───── RECORDS SHOWN ─────

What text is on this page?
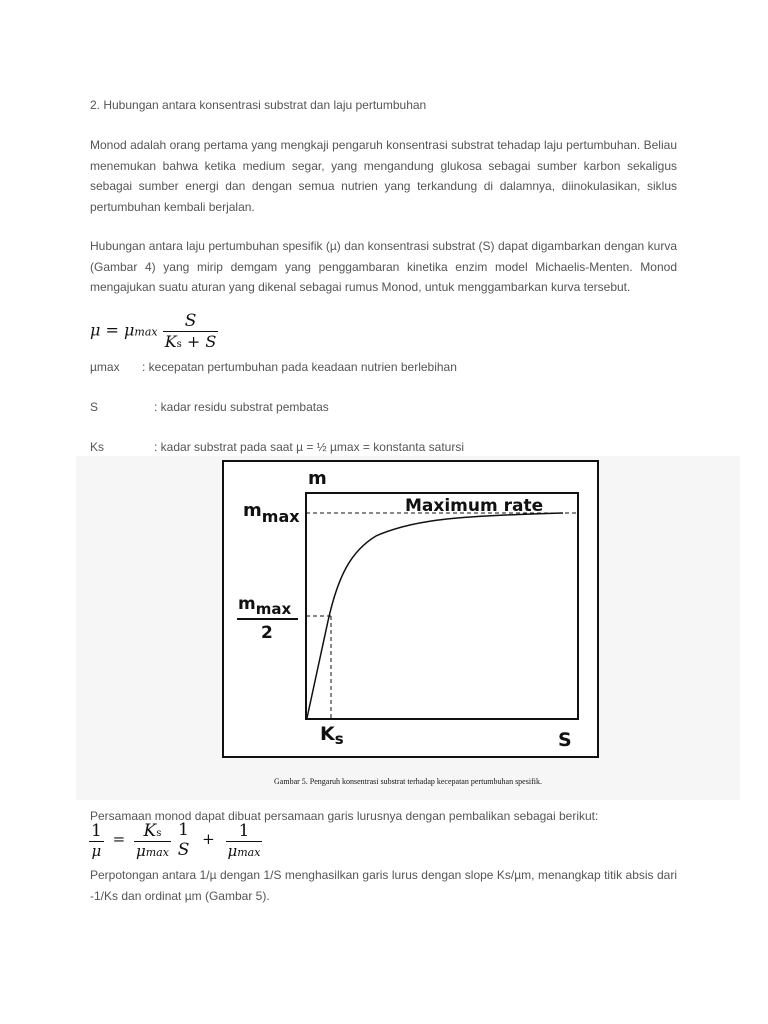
2. Hubungan antara konsentrasi substrat dan laju pertumbuhan
Monod adalah orang pertama yang mengkaji pengaruh konsentrasi substrat tehadap laju pertumbuhan. Beliau menemukan bahwa ketika medium segar, yang mengandung glukosa sebagai sumber karbon sekaligus sebagai sumber energi dan dengan semua nutrien yang terkandung di dalamnya, diinokulasikan, siklus pertumbuhan kembali berjalan.
Hubungan antara laju pertumbuhan spesifik (µ) dan konsentrasi substrat (S) dapat digambarkan dengan kurva (Gambar 4) yang mirip demgam yang penggambaran kinetika enzim model Michaelis-Menten. Monod mengajukan suatu aturan yang dikenal sebagai rumus Monod, untuk menggambarkan kurva tersebut.
μ = μmax $\frac{S}{Ks + S}$
µmax : kecepatan pertumbuhan pada keadaan nutrien berlebihan
S	: kadar residu substrat pembatas
Ks	: kadar substrat pada saat µ = ½ µmax = konstanta satursi
m
mmax
mmax
2
Maximum rate
$K_s$	S
Gambar 5. Pengaruh konsentrasi substrat terhadap kecepatan pertumbuhan spesifik.
Persamaan monod dapat dibuat persamaan garis lurusnya dengan pembalikan sebagai berikut:
$\frac{1}{\mu} = \frac{Ks}{\mu\max}$
1
S
+ $\frac{1}{\mu\max}$
Perpotongan antara 1/µ dengan 1/S menghasilkan garis lurus dengan slope Ks/µm, menangkap titik absis dari -1/Ks dan ordinat µm (Gambar 5).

─────

TO DO »
Copy out each line of the data containing the string "garis".

FULL RESPONSE »
Persamaan monod dapat dibuat persamaan garis lurusnya dengan pembalikan sebagai berikut:
Perpotongan antara 1/µ dengan 1/S menghasilkan garis lurus dengan slope Ks/µm, menangkap titik absis dari -1/Ks dan ordinat µm (Gambar 5).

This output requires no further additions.